Directive:
Reproduce the data exactly.
start
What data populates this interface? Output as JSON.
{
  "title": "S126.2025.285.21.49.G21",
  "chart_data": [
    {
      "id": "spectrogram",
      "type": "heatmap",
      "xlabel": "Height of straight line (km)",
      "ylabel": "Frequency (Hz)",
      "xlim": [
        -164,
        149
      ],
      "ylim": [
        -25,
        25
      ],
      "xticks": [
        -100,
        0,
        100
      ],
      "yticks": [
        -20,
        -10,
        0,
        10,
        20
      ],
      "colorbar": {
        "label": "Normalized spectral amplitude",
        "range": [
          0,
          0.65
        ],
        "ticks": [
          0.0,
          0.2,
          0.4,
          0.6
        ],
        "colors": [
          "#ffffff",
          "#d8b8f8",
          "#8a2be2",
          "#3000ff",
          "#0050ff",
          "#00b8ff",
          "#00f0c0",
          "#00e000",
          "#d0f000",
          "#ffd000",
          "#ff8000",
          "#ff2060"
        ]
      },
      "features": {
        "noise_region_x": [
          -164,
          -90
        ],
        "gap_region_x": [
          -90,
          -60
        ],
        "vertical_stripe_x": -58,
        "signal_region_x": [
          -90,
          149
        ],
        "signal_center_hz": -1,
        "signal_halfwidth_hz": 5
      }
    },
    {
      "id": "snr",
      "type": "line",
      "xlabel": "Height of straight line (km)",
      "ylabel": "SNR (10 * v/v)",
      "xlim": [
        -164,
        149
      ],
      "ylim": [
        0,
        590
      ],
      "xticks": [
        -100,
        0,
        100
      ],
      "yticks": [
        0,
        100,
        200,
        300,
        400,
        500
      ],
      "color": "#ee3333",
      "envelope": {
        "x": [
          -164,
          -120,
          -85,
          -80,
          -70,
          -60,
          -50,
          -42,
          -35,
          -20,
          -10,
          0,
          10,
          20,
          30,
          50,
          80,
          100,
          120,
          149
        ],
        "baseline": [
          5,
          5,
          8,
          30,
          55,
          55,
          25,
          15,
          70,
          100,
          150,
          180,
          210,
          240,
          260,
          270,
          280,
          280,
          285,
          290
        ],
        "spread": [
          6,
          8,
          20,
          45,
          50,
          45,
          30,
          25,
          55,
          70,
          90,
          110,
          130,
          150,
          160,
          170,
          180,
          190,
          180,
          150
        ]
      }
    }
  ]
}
end
Correct output:
What data populates this interface? Output as JSON.
{
  "title": "S126.2025.285.21.49.G21",
  "chart_data": [
    {
      "id": "spectrogram",
      "type": "heatmap",
      "xlabel": "Height of straight line (km)",
      "ylabel": "Frequency (Hz)",
      "xlim": [
        -164,
        149
      ],
      "ylim": [
        -25,
        25
      ],
      "xticks": [
        -100,
        0,
        100
      ],
      "yticks": [
        -20,
        -10,
        0,
        10,
        20
      ],
      "colorbar": {
        "label": "Normalized spectral amplitude",
        "range": [
          0,
          0.65
        ],
        "ticks": [
          0.0,
          0.2,
          0.4,
          0.6
        ],
        "colors": [
          "#ffffff",
          "#d8b8f8",
          "#8a2be2",
          "#3000ff",
          "#0050ff",
          "#00b8ff",
          "#00f0c0",
          "#00e000",
          "#d0f000",
          "#ffd000",
          "#ff8000",
          "#ff2060"
        ]
      },
      "features": {
        "noise_region_x": [
          -164,
          -90
        ],
        "gap_region_x": [
          -90,
          -60
        ],
        "vertical_stripe_x": -58,
        "signal_region_x": [
          -90,
          149
        ],
        "signal_center_hz": -1,
        "signal_halfwidth_hz": 5
      }
    },
    {
      "id": "snr",
      "type": "line",
      "xlabel": "Height of straight line (km)",
      "ylabel": "SNR (10 * v/v)",
      "xlim": [
        -164,
        149
      ],
      "ylim": [
        0,
        590
      ],
      "xticks": [
        -100,
        0,
        100
      ],
      "yticks": [
        0,
        100,
        200,
        300,
        400,
        500
      ],
      "color": "#ee3333",
      "envelope": {
        "x": [
          -164,
          -120,
          -85,
          -80,
          -70,
          -60,
          -50,
          -42,
          -35,
          -20,
          -10,
          0,
          10,
          20,
          30,
          50,
          80,
          100,
          120,
          149
        ],
        "baseline": [
          5,
          5,
          8,
          30,
          55,
          55,
          25,
          15,
          70,
          100,
          150,
          180,
          210,
          240,
          260,
          270,
          280,
          280,
          285,
          290
        ],
        "spread": [
          6,
          8,
          20,
          45,
          50,
          45,
          30,
          25,
          55,
          70,
          90,
          110,
          130,
          150,
          160,
          170,
          180,
          190,
          180,
          150
        ]
      }
    }
  ]
}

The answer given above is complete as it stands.